- **Problem details**
Report, word for word, every line of the material that contains "HEATING".

- **Data provided**
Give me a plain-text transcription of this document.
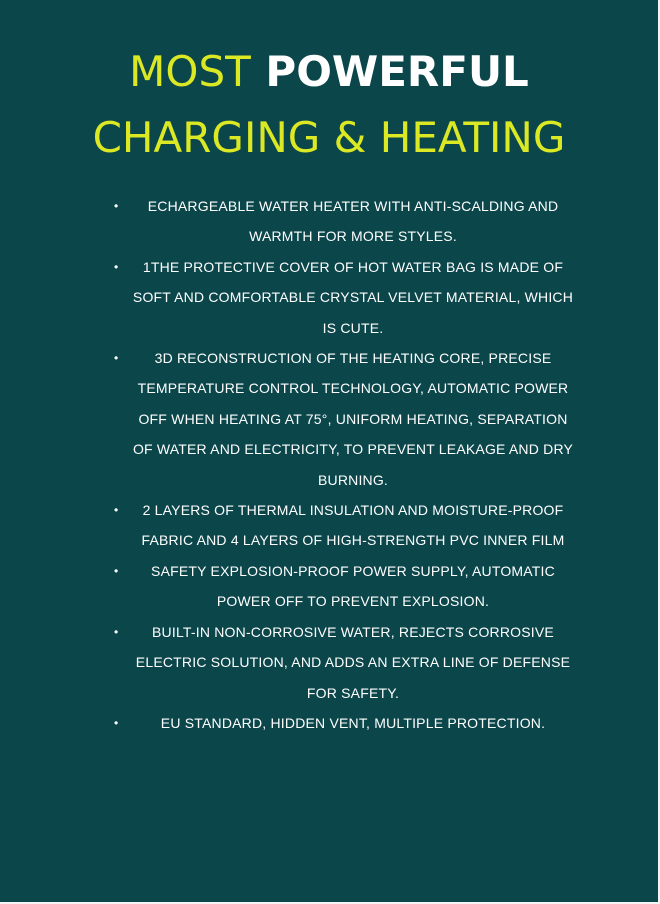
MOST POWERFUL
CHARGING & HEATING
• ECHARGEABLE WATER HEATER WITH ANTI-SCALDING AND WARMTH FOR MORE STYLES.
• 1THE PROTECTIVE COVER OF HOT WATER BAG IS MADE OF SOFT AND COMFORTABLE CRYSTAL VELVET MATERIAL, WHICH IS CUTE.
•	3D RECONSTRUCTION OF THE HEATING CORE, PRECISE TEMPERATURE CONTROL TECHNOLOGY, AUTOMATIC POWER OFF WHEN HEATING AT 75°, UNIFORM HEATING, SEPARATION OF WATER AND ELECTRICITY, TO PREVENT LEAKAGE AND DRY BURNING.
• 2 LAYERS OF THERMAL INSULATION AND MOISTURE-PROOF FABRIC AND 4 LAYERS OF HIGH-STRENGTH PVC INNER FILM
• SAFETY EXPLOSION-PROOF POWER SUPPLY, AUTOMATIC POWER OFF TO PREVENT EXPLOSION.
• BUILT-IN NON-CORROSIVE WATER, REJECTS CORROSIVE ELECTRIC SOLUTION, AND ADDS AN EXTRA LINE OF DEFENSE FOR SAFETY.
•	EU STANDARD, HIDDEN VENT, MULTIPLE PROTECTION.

- **Result for this exercise**
CHARGING & HEATING
•	3D RECONSTRUCTION OF THE HEATING CORE, PRECISE TEMPERATURE CONTROL TECHNOLOGY, AUTOMATIC POWER OFF WHEN HEATING AT 75°, UNIFORM HEATING, SEPARATION OF WATER AND ELECTRICITY, TO PREVENT LEAKAGE AND DRY BURNING.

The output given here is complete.